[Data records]
────────────────────
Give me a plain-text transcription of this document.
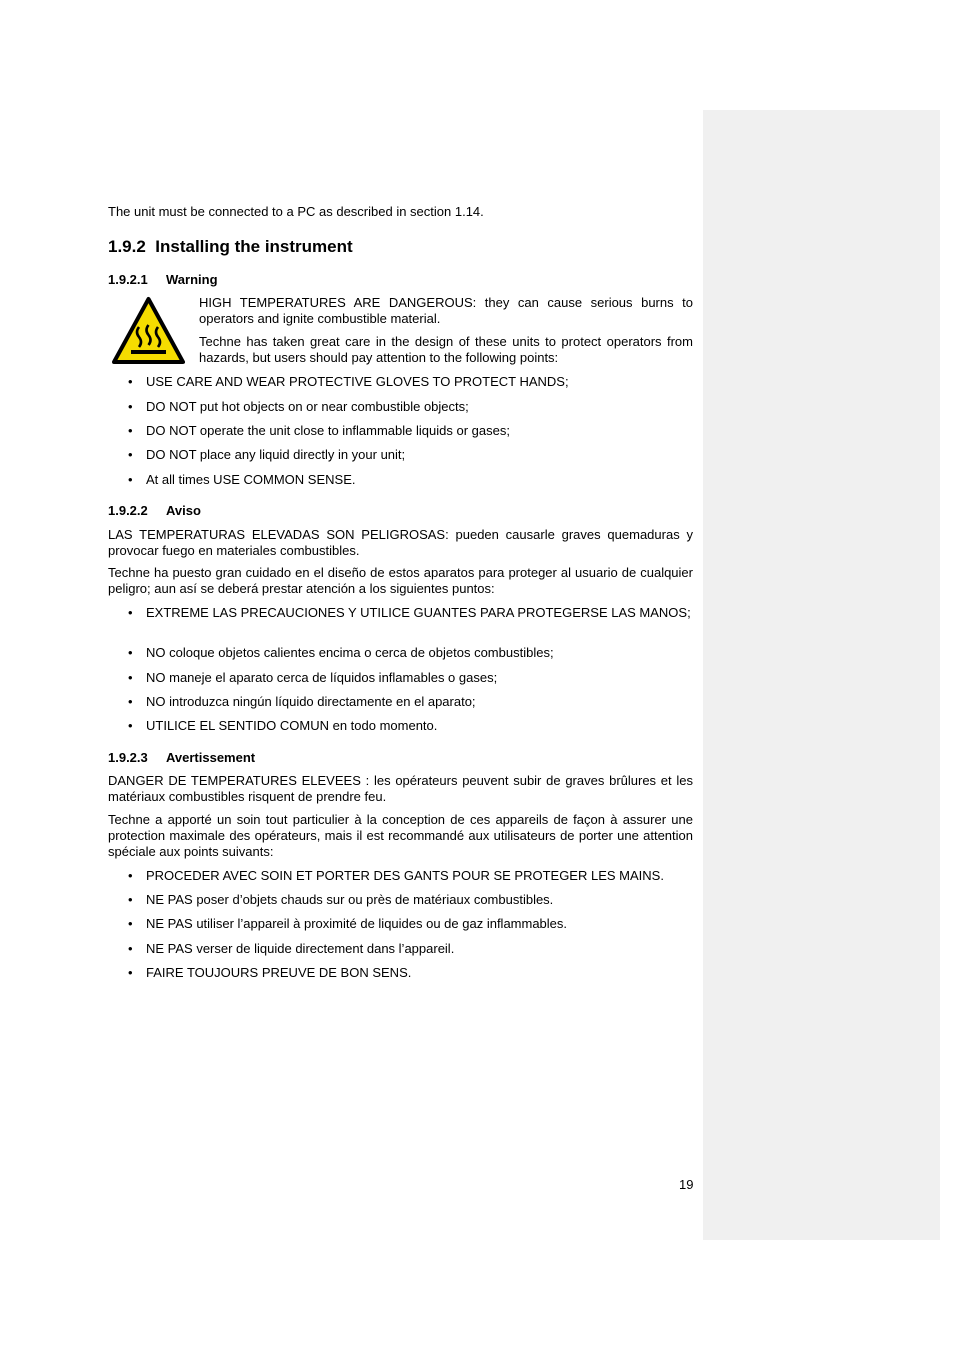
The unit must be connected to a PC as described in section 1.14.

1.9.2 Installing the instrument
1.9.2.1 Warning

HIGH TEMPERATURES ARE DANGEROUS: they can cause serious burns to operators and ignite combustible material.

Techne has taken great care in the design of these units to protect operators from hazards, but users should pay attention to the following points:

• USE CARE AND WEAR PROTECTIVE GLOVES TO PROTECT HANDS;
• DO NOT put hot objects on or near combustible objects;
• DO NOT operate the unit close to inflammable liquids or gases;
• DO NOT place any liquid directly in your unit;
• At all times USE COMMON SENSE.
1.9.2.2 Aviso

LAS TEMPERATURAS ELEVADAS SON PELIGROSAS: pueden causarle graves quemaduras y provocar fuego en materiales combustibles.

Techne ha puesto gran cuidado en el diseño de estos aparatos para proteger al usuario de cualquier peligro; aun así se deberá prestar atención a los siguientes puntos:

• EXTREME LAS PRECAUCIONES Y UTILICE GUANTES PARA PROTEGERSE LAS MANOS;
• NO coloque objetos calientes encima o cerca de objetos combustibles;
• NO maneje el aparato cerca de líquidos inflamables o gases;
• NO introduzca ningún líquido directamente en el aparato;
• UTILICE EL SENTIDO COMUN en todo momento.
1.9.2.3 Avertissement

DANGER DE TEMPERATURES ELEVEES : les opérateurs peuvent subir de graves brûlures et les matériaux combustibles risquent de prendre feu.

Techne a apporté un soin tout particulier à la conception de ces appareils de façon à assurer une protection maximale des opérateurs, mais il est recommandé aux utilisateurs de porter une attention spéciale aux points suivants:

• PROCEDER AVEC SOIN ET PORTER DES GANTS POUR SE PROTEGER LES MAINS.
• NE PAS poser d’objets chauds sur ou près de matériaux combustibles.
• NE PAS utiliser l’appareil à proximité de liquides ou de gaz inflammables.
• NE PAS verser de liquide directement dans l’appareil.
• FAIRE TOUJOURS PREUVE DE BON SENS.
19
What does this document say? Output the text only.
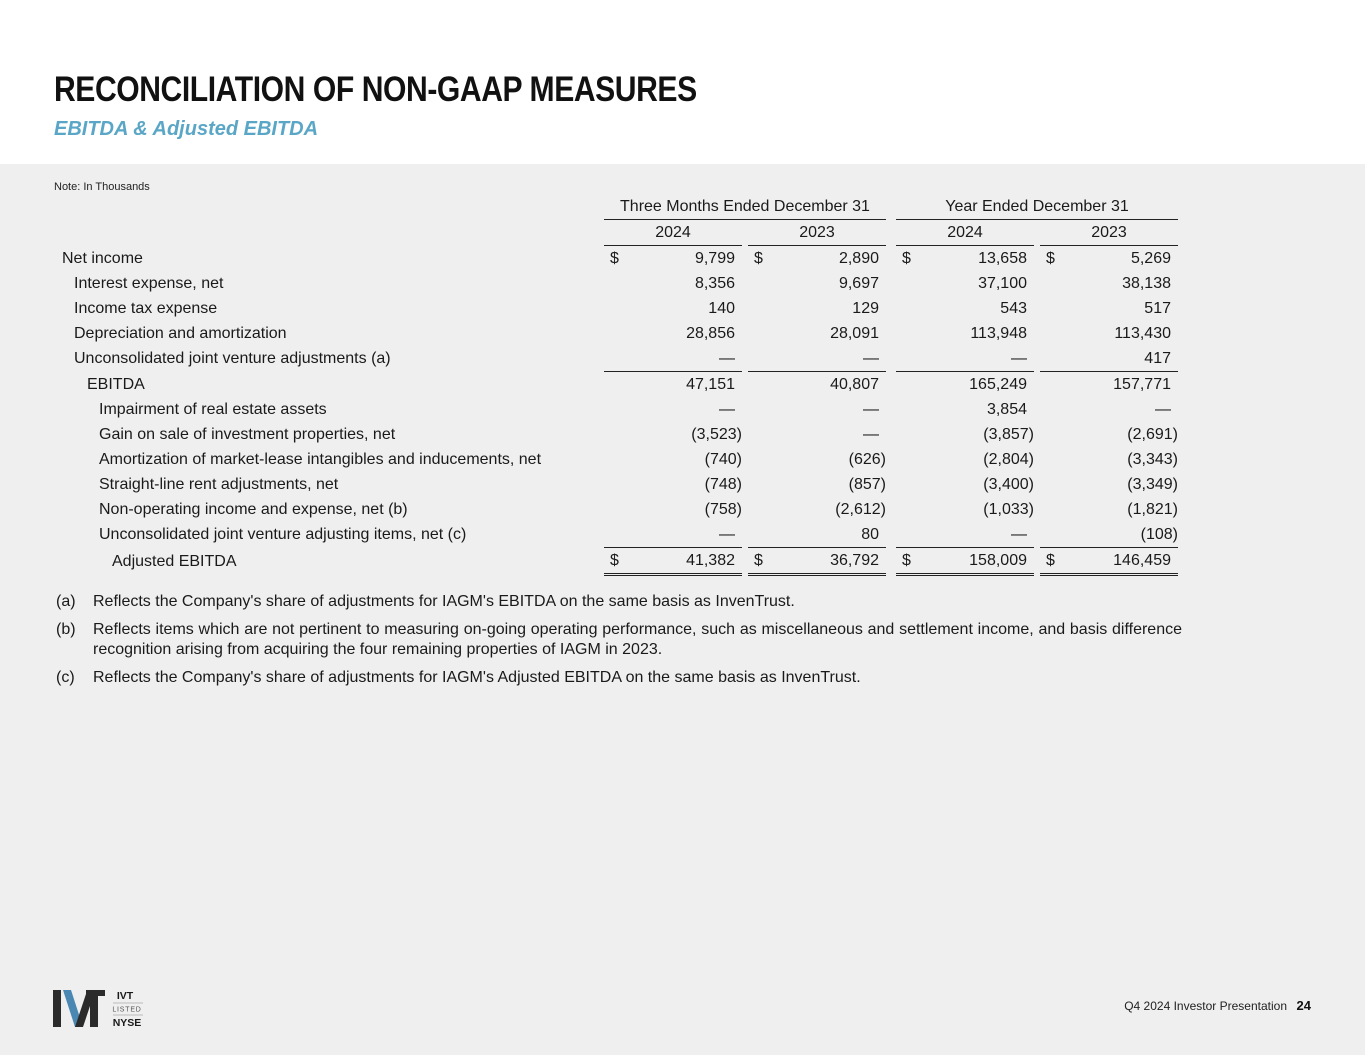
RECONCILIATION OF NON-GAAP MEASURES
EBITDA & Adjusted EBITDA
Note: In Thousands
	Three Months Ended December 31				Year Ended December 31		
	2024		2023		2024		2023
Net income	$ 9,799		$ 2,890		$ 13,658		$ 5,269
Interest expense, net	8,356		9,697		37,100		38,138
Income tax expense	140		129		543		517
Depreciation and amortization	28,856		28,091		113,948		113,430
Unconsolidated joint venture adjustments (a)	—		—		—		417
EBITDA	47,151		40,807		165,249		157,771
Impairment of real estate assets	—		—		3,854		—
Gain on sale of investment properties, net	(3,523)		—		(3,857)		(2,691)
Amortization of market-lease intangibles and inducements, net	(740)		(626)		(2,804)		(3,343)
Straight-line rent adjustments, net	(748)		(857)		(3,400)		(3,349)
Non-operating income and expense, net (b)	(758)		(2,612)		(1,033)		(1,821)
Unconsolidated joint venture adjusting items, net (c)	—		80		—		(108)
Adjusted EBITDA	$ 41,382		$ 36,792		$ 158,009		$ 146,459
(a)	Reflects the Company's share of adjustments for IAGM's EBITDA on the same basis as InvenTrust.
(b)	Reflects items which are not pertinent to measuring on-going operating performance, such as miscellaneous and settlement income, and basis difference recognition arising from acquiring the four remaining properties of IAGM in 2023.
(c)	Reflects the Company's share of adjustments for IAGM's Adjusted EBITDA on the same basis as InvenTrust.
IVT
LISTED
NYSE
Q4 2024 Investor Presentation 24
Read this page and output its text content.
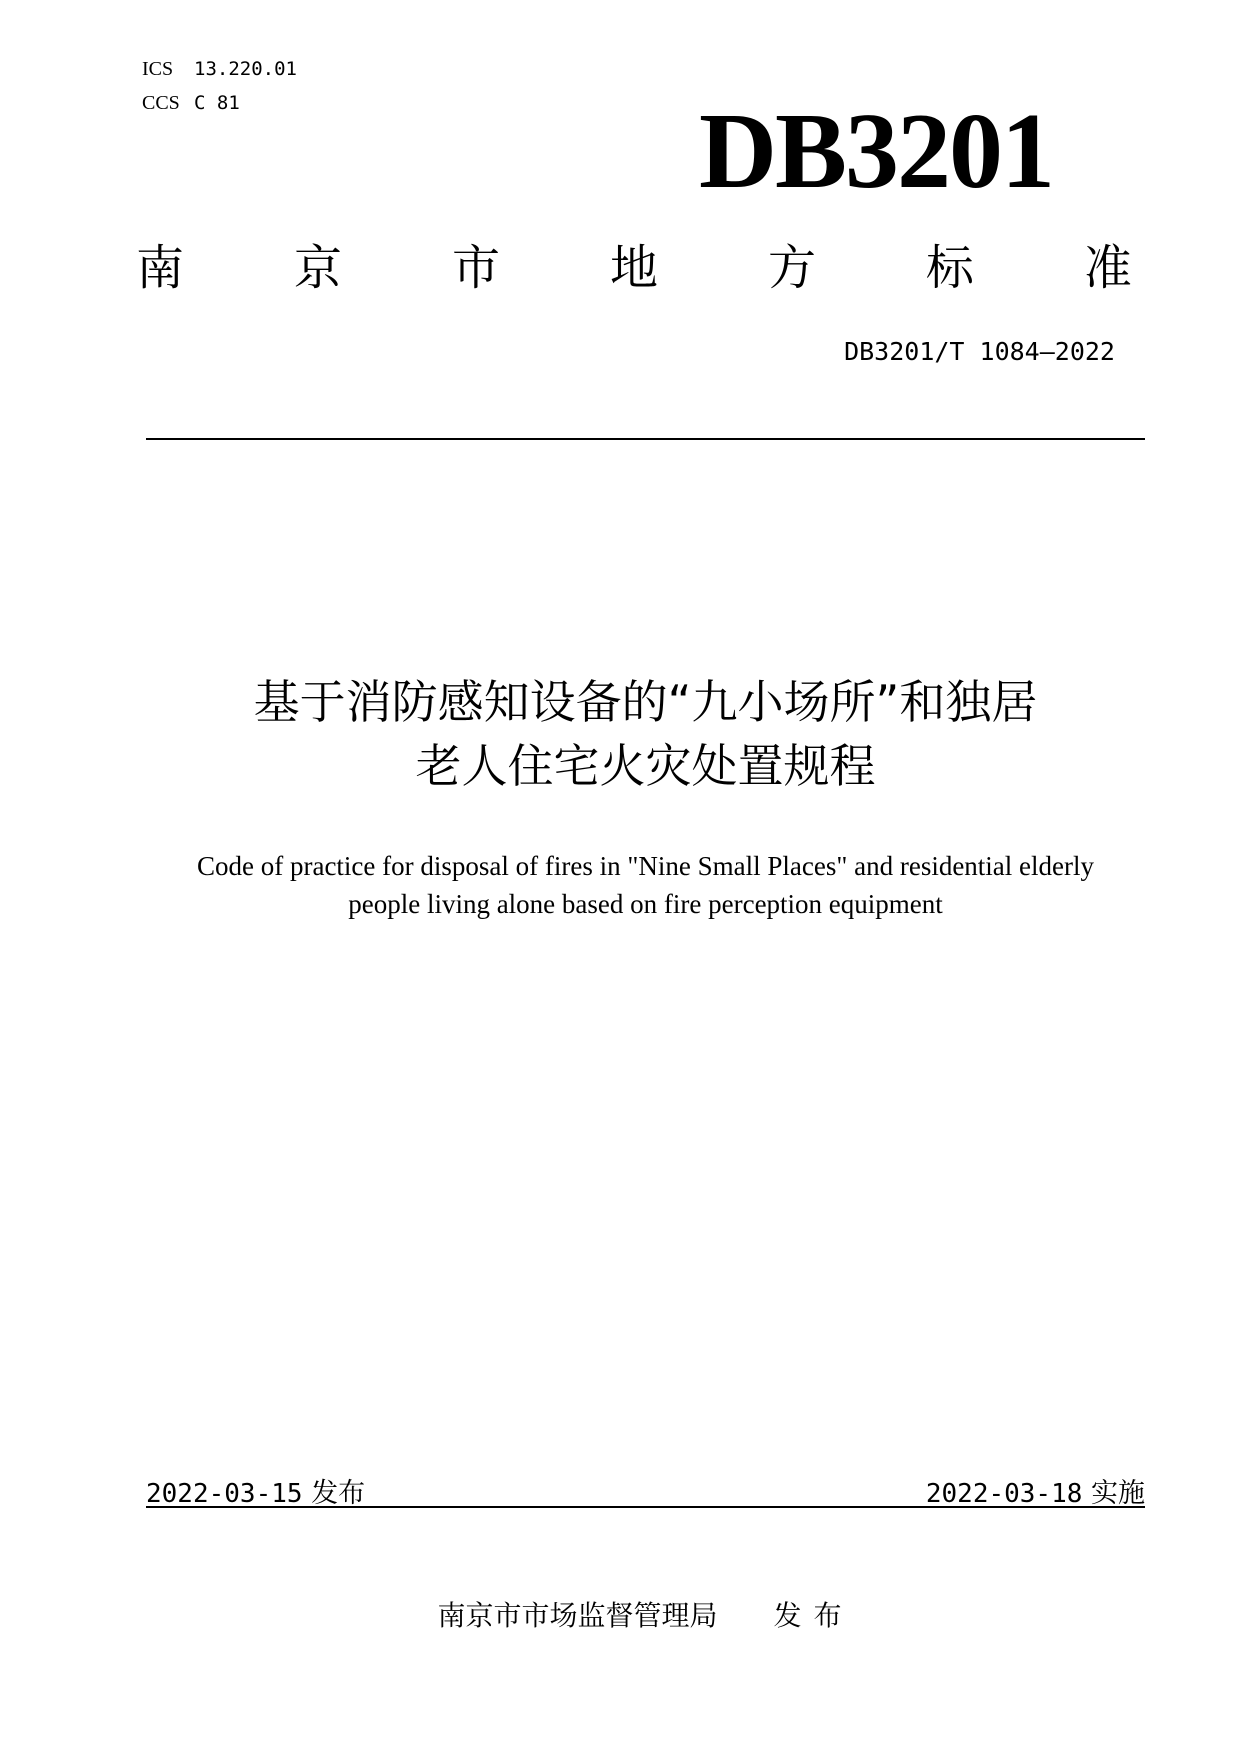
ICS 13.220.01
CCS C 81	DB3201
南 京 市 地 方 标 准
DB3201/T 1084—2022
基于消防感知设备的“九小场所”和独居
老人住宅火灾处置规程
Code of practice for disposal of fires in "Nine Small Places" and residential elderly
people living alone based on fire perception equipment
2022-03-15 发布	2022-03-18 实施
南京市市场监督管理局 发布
────────────────────
What the task requires>
Report the number of lines holding the string "operators", without any other words.

The reply>
2